GIVEN INSTRUCTION -
Extract every line of the material that holds the string "best".

(Stored dataset items)
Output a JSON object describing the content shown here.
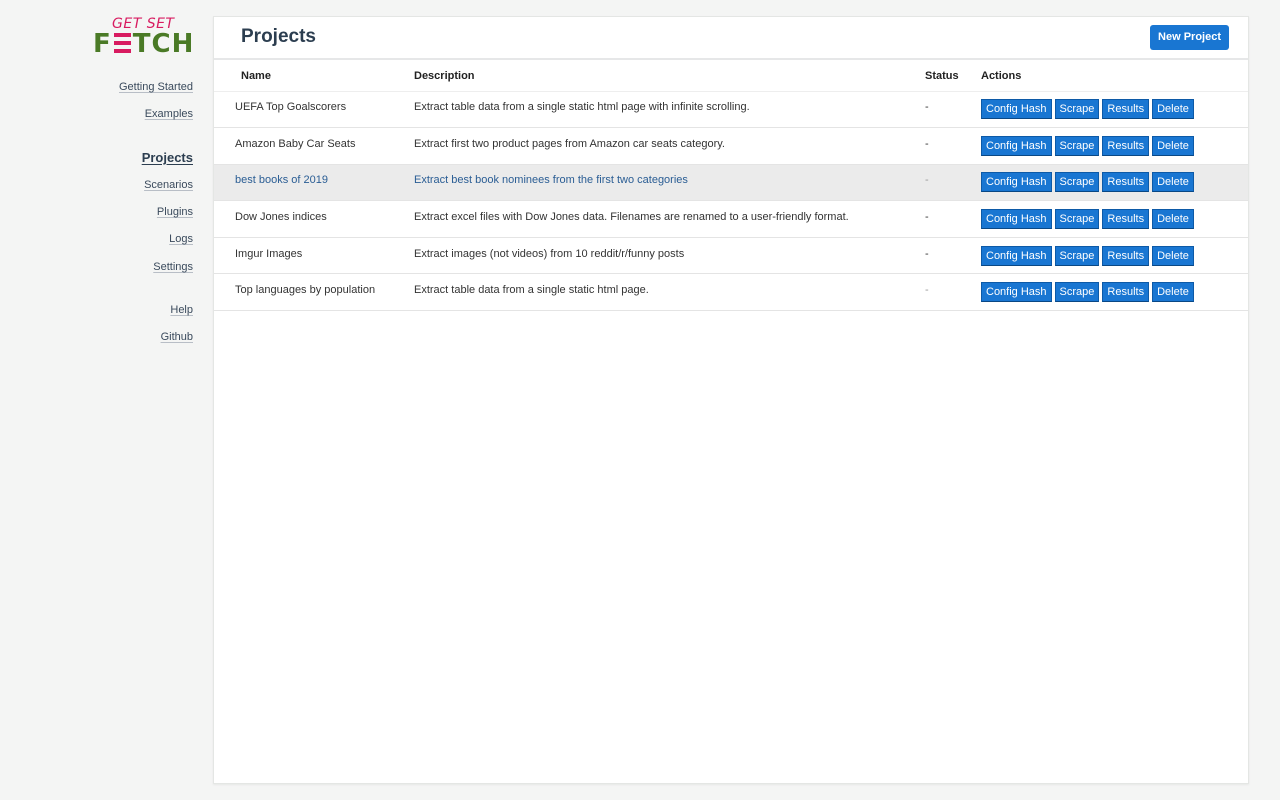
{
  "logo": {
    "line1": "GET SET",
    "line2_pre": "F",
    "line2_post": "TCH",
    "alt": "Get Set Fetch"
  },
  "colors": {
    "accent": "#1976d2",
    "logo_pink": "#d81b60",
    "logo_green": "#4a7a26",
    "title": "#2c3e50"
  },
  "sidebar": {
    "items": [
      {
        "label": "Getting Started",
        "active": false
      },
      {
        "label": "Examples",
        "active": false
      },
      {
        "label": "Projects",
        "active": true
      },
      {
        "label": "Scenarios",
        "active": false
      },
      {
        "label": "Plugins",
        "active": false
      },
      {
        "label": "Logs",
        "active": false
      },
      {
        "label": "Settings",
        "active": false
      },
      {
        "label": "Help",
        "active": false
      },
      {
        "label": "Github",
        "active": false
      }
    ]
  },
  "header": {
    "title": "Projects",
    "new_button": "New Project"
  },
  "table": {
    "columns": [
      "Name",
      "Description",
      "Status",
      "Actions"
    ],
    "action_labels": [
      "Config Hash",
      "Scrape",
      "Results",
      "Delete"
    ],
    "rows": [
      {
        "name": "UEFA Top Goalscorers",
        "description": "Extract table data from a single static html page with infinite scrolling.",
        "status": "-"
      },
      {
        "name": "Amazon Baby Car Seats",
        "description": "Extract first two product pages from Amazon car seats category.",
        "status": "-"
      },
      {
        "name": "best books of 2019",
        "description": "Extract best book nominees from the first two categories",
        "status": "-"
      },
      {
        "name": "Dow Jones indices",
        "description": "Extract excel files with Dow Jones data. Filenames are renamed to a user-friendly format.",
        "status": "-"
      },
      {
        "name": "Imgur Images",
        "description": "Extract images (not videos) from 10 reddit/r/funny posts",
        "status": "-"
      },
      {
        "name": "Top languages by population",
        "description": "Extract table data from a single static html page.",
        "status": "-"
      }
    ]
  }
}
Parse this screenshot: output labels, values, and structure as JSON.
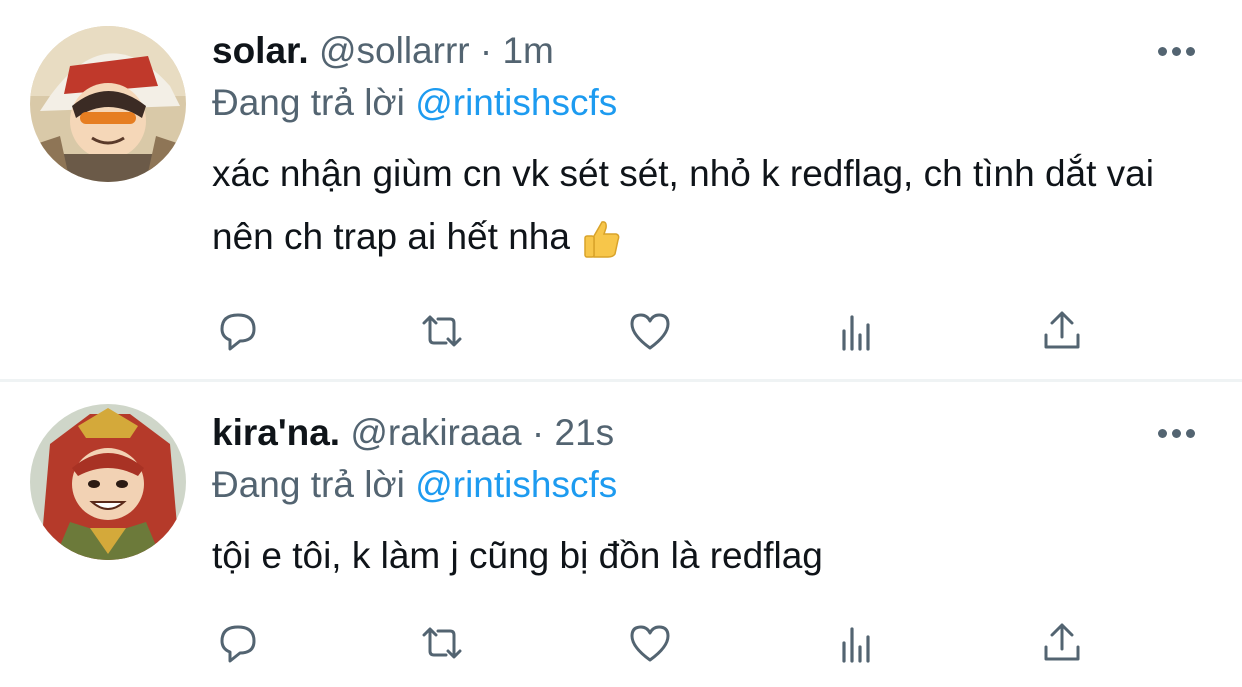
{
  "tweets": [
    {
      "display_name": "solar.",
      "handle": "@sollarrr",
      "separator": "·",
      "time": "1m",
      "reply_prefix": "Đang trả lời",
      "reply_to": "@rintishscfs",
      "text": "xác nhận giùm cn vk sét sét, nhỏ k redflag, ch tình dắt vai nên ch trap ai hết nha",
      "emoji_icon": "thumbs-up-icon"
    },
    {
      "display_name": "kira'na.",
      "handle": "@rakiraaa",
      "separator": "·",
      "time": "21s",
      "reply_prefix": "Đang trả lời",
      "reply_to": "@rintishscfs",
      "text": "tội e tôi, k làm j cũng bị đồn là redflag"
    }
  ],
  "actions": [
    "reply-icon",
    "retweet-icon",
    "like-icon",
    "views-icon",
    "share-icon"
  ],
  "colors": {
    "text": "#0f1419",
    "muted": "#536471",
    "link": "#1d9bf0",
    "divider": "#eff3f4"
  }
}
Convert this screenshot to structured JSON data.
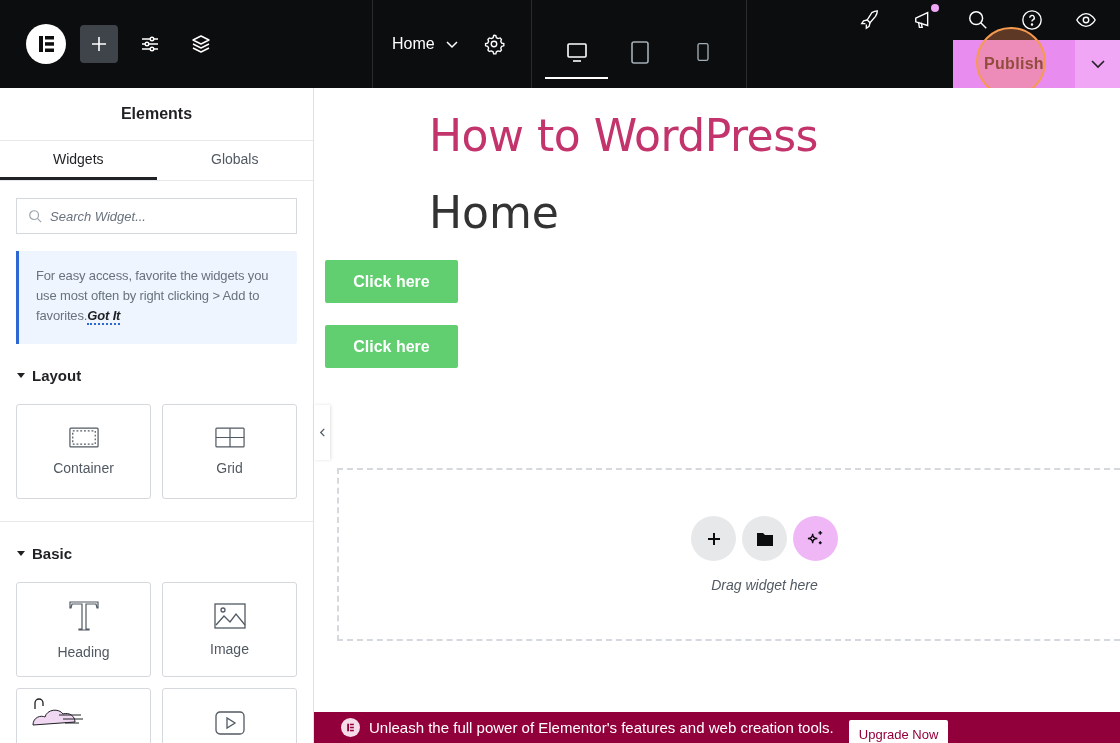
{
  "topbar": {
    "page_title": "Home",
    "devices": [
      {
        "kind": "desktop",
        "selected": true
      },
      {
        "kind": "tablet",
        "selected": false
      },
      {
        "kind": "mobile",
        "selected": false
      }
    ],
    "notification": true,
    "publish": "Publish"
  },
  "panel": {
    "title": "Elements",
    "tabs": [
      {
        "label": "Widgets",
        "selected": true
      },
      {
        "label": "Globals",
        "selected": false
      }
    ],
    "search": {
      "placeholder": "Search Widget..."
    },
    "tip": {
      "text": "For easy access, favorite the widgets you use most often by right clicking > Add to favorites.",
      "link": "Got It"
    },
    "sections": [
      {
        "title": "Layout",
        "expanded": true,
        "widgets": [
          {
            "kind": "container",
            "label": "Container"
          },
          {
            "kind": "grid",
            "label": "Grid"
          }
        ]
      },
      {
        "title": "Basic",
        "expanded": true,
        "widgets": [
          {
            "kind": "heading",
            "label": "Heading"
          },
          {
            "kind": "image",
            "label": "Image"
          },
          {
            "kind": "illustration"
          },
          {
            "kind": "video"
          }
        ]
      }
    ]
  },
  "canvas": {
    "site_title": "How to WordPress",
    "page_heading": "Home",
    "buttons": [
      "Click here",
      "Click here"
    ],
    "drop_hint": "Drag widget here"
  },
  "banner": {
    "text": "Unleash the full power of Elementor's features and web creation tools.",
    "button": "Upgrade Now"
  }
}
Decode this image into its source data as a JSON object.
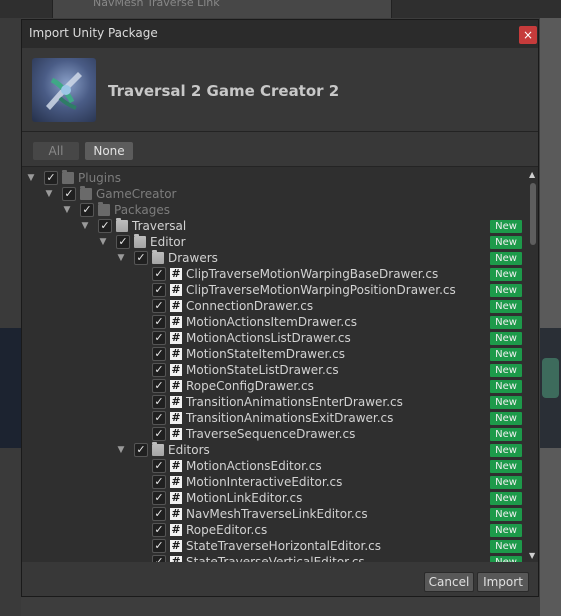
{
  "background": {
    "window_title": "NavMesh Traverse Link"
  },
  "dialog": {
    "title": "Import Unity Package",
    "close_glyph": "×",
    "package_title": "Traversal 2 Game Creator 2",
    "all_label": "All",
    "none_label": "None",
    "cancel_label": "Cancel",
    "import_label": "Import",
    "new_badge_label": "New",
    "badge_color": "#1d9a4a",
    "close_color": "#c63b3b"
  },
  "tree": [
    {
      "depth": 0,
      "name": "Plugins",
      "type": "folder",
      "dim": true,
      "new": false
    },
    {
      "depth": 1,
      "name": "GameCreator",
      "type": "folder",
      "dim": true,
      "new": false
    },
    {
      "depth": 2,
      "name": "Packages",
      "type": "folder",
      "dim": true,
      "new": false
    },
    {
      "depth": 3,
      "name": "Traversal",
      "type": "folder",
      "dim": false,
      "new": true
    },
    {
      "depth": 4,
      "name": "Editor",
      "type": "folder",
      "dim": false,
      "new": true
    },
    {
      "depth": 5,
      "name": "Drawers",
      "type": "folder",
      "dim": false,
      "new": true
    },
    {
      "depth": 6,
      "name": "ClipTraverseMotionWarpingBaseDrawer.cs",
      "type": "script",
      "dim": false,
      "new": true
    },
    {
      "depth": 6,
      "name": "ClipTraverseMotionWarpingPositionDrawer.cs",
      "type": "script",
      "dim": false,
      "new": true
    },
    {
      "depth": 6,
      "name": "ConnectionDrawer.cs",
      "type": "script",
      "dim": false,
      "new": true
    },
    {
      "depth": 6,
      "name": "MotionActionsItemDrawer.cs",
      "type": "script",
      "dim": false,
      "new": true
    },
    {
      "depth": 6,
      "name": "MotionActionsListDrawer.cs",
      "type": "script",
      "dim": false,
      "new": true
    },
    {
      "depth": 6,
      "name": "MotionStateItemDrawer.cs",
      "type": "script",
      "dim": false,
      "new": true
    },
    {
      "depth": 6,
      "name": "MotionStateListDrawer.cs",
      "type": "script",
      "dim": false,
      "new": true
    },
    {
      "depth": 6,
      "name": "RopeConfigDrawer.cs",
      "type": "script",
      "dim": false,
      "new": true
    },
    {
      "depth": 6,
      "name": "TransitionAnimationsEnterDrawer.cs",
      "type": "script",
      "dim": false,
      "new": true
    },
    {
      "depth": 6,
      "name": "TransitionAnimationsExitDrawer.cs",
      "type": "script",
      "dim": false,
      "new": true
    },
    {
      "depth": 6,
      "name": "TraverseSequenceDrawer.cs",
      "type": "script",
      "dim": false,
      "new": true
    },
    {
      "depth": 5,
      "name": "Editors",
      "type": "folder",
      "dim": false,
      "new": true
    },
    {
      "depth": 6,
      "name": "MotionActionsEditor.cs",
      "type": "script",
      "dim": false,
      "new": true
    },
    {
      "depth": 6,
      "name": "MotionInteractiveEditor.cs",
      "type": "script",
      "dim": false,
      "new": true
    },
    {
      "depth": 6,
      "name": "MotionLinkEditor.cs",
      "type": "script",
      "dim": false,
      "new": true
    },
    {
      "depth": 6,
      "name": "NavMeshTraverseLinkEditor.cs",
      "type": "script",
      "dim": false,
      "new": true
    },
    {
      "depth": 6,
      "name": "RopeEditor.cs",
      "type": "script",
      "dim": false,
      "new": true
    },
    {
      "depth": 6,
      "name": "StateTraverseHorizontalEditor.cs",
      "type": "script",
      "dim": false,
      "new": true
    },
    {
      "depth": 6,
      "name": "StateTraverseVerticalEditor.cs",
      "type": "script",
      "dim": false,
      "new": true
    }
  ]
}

RESULT FOR THIS TASK -
        "name": "best books of 2019",
        "description": "Extract best book nominees from the first two categories",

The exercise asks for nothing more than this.